*Instructions to follow:* Write out each line of the listing as it stands, without the images.

*Extracted material:*
-------------------------

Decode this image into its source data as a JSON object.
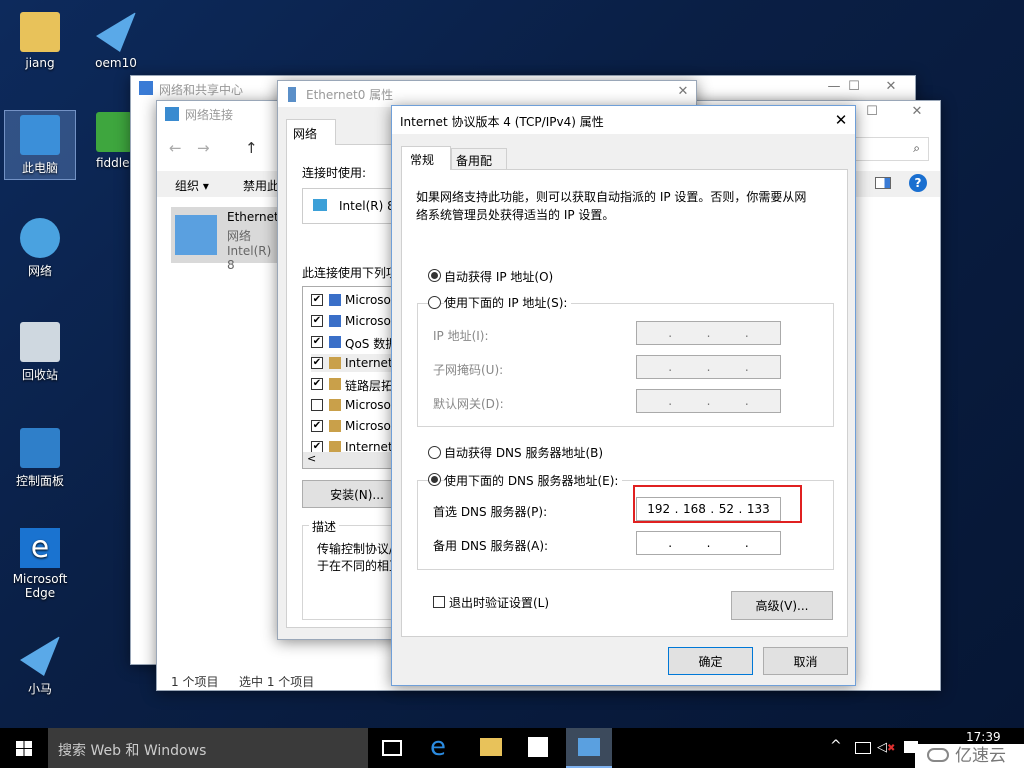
{
  "desktop": {
    "icons": [
      {
        "label": "jiang"
      },
      {
        "label": "此电脑"
      },
      {
        "label": "网络"
      },
      {
        "label": "回收站"
      },
      {
        "label": "控制面板"
      },
      {
        "label": "Microsoft Edge"
      },
      {
        "label": "小马"
      },
      {
        "label": "oem10"
      },
      {
        "label": "fiddle"
      }
    ]
  },
  "win_share": {
    "title": "网络和共享中心"
  },
  "win_conn": {
    "title": "网络连接",
    "organize": "组织 ▾",
    "disable": "禁用此",
    "item_name": "Ethernet",
    "item_type": "网络",
    "item_adapter": "Intel(R) 8",
    "status_count": "1 个项目",
    "status_selected": "选中 1 个项目"
  },
  "win_eth": {
    "title": "Ethernet0 属性",
    "tab": "网络",
    "connect_using": "连接时使用:",
    "adapter": "Intel(R) 8",
    "uses_items": "此连接使用下列项",
    "items": [
      {
        "label": "Microso",
        "checked": true
      },
      {
        "label": "Microso",
        "checked": true
      },
      {
        "label": "QoS 数据",
        "checked": true
      },
      {
        "label": "Internet",
        "checked": true
      },
      {
        "label": "链路层拓",
        "checked": true
      },
      {
        "label": "Microso",
        "checked": false
      },
      {
        "label": "Microso",
        "checked": true
      },
      {
        "label": "Internet",
        "checked": true
      }
    ],
    "install": "安装(N)...",
    "desc_title": "描述",
    "desc_line1": "传输控制协议/",
    "desc_line2": "于在不同的相互"
  },
  "dialog": {
    "title": "Internet 协议版本 4 (TCP/IPv4) 属性",
    "tabs": [
      "常规",
      "备用配置"
    ],
    "intro1": "如果网络支持此功能，则可以获取自动指派的 IP 设置。否则，你需要从网",
    "intro2": "络系统管理员处获得适当的 IP 设置。",
    "auto_ip": "自动获得 IP 地址(O)",
    "manual_ip": "使用下面的 IP 地址(S):",
    "ip_label": "IP 地址(I):",
    "mask_label": "子网掩码(U):",
    "gw_label": "默认网关(D):",
    "auto_dns": "自动获得 DNS 服务器地址(B)",
    "manual_dns": "使用下面的 DNS 服务器地址(E):",
    "pref_dns_label": "首选 DNS 服务器(P):",
    "pref_dns": [
      "192",
      "168",
      "52",
      "133"
    ],
    "alt_dns_label": "备用 DNS 服务器(A):",
    "validate": "退出时验证设置(L)",
    "advanced": "高级(V)...",
    "ok": "确定",
    "cancel": "取消",
    "selected_ip_mode": "auto",
    "selected_dns_mode": "manual",
    "highlight_color": "#e02020"
  },
  "taskbar": {
    "search": "搜索 Web 和 Windows",
    "time": "17:39",
    "watermark": "亿速云"
  }
}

-------------------------

*Output for this task:*
Decode this image into its source data as a JSON object.
{
  "desktop": {
    "icons": [
      {
        "label": "jiang"
      },
      {
        "label": "此电脑"
      },
      {
        "label": "网络"
      },
      {
        "label": "回收站"
      },
      {
        "label": "控制面板"
      },
      {
        "label": "Microsoft Edge"
      },
      {
        "label": "小马"
      },
      {
        "label": "oem10"
      },
      {
        "label": "fiddle"
      }
    ]
  },
  "win_share": {
    "title": "网络和共享中心"
  },
  "win_conn": {
    "title": "网络连接",
    "organize": "组织 ▾",
    "disable": "禁用此",
    "item_name": "Ethernet",
    "item_type": "网络",
    "item_adapter": "Intel(R) 8",
    "status_count": "1 个项目",
    "status_selected": "选中 1 个项目"
  },
  "win_eth": {
    "title": "Ethernet0 属性",
    "tab": "网络",
    "connect_using": "连接时使用:",
    "adapter": "Intel(R) 8",
    "uses_items": "此连接使用下列项",
    "items": [
      {
        "label": "Microso",
        "checked": true
      },
      {
        "label": "Microso",
        "checked": true
      },
      {
        "label": "QoS 数据",
        "checked": true
      },
      {
        "label": "Internet",
        "checked": true
      },
      {
        "label": "链路层拓",
        "checked": true
      },
      {
        "label": "Microso",
        "checked": false
      },
      {
        "label": "Microso",
        "checked": true
      },
      {
        "label": "Internet",
        "checked": true
      }
    ],
    "install": "安装(N)...",
    "desc_title": "描述",
    "desc_line1": "传输控制协议/",
    "desc_line2": "于在不同的相互"
  },
  "dialog": {
    "title": "Internet 协议版本 4 (TCP/IPv4) 属性",
    "tabs": [
      "常规",
      "备用配置"
    ],
    "intro1": "如果网络支持此功能，则可以获取自动指派的 IP 设置。否则，你需要从网",
    "intro2": "络系统管理员处获得适当的 IP 设置。",
    "auto_ip": "自动获得 IP 地址(O)",
    "manual_ip": "使用下面的 IP 地址(S):",
    "ip_label": "IP 地址(I):",
    "mask_label": "子网掩码(U):",
    "gw_label": "默认网关(D):",
    "auto_dns": "自动获得 DNS 服务器地址(B)",
    "manual_dns": "使用下面的 DNS 服务器地址(E):",
    "pref_dns_label": "首选 DNS 服务器(P):",
    "pref_dns": [
      "192",
      "168",
      "52",
      "133"
    ],
    "alt_dns_label": "备用 DNS 服务器(A):",
    "validate": "退出时验证设置(L)",
    "advanced": "高级(V)...",
    "ok": "确定",
    "cancel": "取消",
    "selected_ip_mode": "auto",
    "selected_dns_mode": "manual",
    "highlight_color": "#e02020"
  },
  "taskbar": {
    "search": "搜索 Web 和 Windows",
    "time": "17:39",
    "watermark": "亿速云"
  }
}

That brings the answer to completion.